* [Work required] Print the entries verbatim, leaving out the images they contain.

* [Data provided]
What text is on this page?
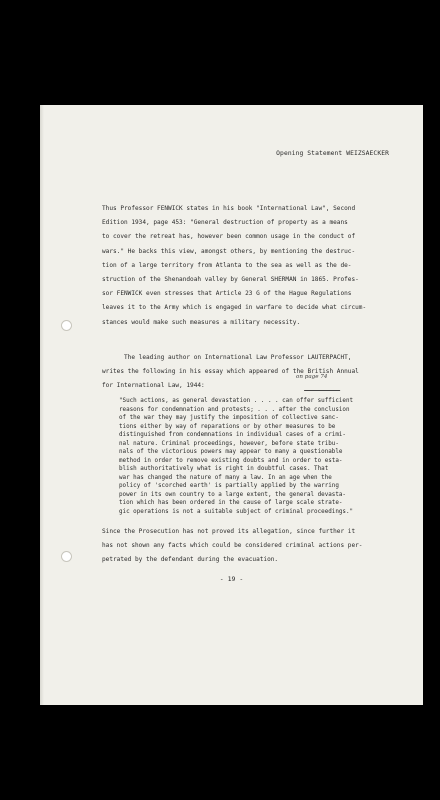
Opening Statement WEIZSAECKER

Thus Professor FENWICK states in his book "International Law", Second
Edition 1934, page 453: "General destruction of property as a means
to cover the retreat has, however been common usage in the conduct of
wars." He backs this view, amongst others, by mentioning the destruc-
tion of a large territory from Atlanta to the sea as well as the de-
struction of the Shenandoah valley by General SHERMAN in 1865. Profes-
sor FENWICK even stresses that Article 23 G of the Hague Regulations
leaves it to the Army which is engaged in warfare to decide what circum-
stances would make such measures a military necessity.

on page 74

The leading author on International Law Professor LAUTERPACHT,
writes the following in his essay which appeared of the British Annual
for International Law, 1944:

"Such actions, as general devastation . . . . can offer sufficient
reasons for condemnation and protests; . . . after the conclusion
of the war they may justify the imposition of collective sanc-
tions either by way of reparations or by other measures to be
distinguished from condemnations in individual cases of a crimi-
nal nature. Criminal proceedings, however, before state tribu-
nals of the victorious powers may appear to many a questionable
method in order to remove existing doubts and in order to esta-
blish authoritatively what is right in doubtful cases. That
war has changed the nature of many a law. In an age when the
policy of 'scorched earth' is partially applied by the warring
power in its own country to a large extent, the general devasta-
tion which has been ordered in the cause of large scale strate-
gic operations is not a suitable subject of criminal proceedings."

Since the Prosecution has not proved its allegation, since further it
has not shown any facts which could be considered criminal actions per-
petrated by the defendant during the evacuation.

- 19 -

* [The result]
What text is on this page?
Opening Statement WEIZSAECKER

Thus Professor FENWICK states in his book "International Law", Second
Edition 1934, page 453: "General destruction of property as a means
to cover the retreat has, however been common usage in the conduct of
wars." He backs this view, amongst others, by mentioning the destruc-
tion of a large territory from Atlanta to the sea as well as the de-
struction of the Shenandoah valley by General SHERMAN in 1865. Profes-
sor FENWICK even stresses that Article 23 G of the Hague Regulations
leaves it to the Army which is engaged in warfare to decide what circum-
stances would make such measures a military necessity.

on page 74

The leading author on International Law Professor LAUTERPACHT,
writes the following in his essay which appeared of the British Annual
for International Law, 1944:

"Such actions, as general devastation . . . . can offer sufficient
reasons for condemnation and protests; . . . after the conclusion
of the war they may justify the imposition of collective sanc-
tions either by way of reparations or by other measures to be
distinguished from condemnations in individual cases of a crimi-
nal nature. Criminal proceedings, however, before state tribu-
nals of the victorious powers may appear to many a questionable
method in order to remove existing doubts and in order to esta-
blish authoritatively what is right in doubtful cases. That
war has changed the nature of many a law. In an age when the
policy of 'scorched earth' is partially applied by the warring
power in its own country to a large extent, the general devasta-
tion which has been ordered in the cause of large scale strate-
gic operations is not a suitable subject of criminal proceedings."

Since the Prosecution has not proved its allegation, since further it
has not shown any facts which could be considered criminal actions per-
petrated by the defendant during the evacuation.

- 19 -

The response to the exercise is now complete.